### EXERCISE GOAL
Restate the material word for word and leave out anything that is a picture.

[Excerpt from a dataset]

##############################

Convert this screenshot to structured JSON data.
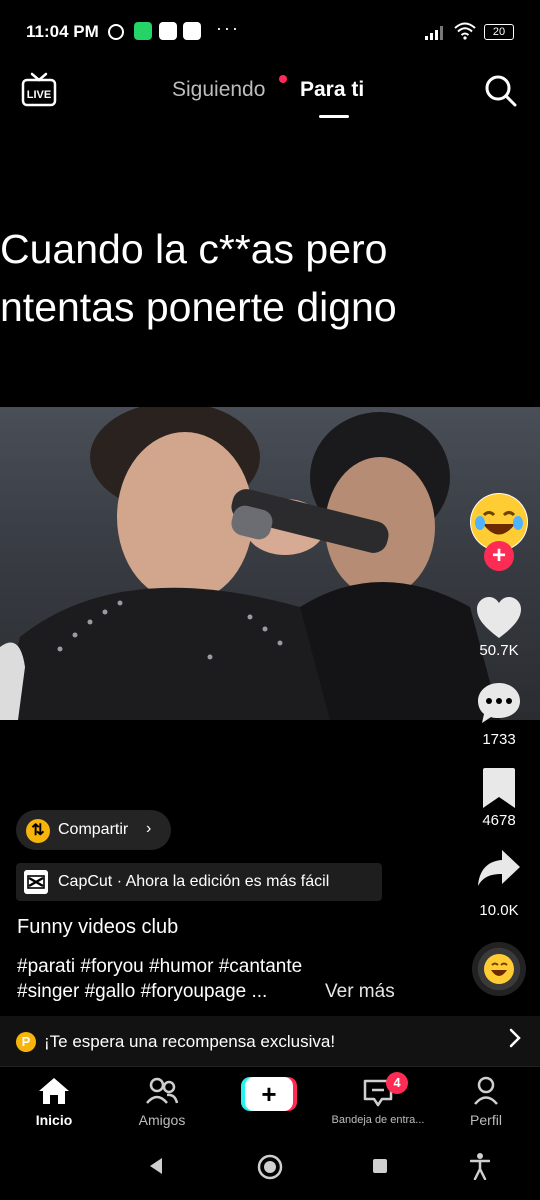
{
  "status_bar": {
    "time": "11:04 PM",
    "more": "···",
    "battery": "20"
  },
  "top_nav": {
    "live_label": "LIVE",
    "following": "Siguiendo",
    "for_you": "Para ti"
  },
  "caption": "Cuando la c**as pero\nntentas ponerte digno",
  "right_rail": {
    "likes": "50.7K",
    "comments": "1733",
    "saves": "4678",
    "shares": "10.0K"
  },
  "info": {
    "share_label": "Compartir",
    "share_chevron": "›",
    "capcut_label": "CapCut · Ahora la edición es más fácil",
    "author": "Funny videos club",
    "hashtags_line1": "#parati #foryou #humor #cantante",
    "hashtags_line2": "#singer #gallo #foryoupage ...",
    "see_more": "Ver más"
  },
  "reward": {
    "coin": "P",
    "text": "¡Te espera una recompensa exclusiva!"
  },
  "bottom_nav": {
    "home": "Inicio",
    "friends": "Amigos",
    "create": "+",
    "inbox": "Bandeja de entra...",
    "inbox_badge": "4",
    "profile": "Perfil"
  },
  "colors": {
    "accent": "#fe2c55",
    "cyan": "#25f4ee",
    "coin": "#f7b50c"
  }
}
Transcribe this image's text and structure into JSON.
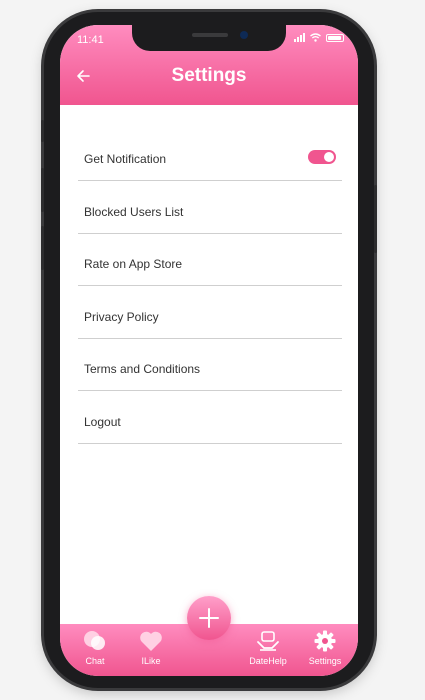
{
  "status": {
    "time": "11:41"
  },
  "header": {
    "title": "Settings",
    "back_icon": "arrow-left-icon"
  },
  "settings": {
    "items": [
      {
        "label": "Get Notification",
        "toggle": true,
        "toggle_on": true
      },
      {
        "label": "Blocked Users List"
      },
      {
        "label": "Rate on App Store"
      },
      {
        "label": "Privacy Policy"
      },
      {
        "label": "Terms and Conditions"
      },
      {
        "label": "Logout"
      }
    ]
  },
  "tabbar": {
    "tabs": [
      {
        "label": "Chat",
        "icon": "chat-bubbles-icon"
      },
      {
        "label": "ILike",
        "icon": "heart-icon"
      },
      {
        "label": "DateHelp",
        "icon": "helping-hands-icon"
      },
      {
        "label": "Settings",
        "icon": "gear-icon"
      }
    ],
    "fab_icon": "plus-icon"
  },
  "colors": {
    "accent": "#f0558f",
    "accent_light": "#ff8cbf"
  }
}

##############################

### ANSWER BELOW
Convert this screenshot to structured JSON data.
{
  "status_bar": {
    "time": "11:04 PM",
    "more": "···",
    "battery": "20"
  },
  "top_nav": {
    "live_label": "LIVE",
    "following": "Siguiendo",
    "for_you": "Para ti"
  },
  "caption": "Cuando la c**as pero\nntentas ponerte digno",
  "right_rail": {
    "likes": "50.7K",
    "comments": "1733",
    "saves": "4678",
    "shares": "10.0K"
  },
  "info": {
    "share_label": "Compartir",
    "share_chevron": "›",
    "capcut_label": "CapCut · Ahora la edición es más fácil",
    "author": "Funny videos club",
    "hashtags_line1": "#parati #foryou #humor #cantante",
    "hashtags_line2": "#singer #gallo #foryoupage ...",
    "see_more": "Ver más"
  },
  "reward": {
    "coin": "P",
    "text": "¡Te espera una recompensa exclusiva!"
  },
  "bottom_nav": {
    "home": "Inicio",
    "friends": "Amigos",
    "create": "+",
    "inbox": "Bandeja de entra...",
    "inbox_badge": "4",
    "profile": "Perfil"
  },
  "colors": {
    "accent": "#fe2c55",
    "cyan": "#25f4ee",
    "coin": "#f7b50c"
  }
}
Transcribe this image's text and structure into JSON.
{
  "status": {
    "time": "11:41"
  },
  "header": {
    "title": "Settings",
    "back_icon": "arrow-left-icon"
  },
  "settings": {
    "items": [
      {
        "label": "Get Notification",
        "toggle": true,
        "toggle_on": true
      },
      {
        "label": "Blocked Users List"
      },
      {
        "label": "Rate on App Store"
      },
      {
        "label": "Privacy Policy"
      },
      {
        "label": "Terms and Conditions"
      },
      {
        "label": "Logout"
      }
    ]
  },
  "tabbar": {
    "tabs": [
      {
        "label": "Chat",
        "icon": "chat-bubbles-icon"
      },
      {
        "label": "ILike",
        "icon": "heart-icon"
      },
      {
        "label": "DateHelp",
        "icon": "helping-hands-icon"
      },
      {
        "label": "Settings",
        "icon": "gear-icon"
      }
    ],
    "fab_icon": "plus-icon"
  },
  "colors": {
    "accent": "#f0558f",
    "accent_light": "#ff8cbf"
  }
}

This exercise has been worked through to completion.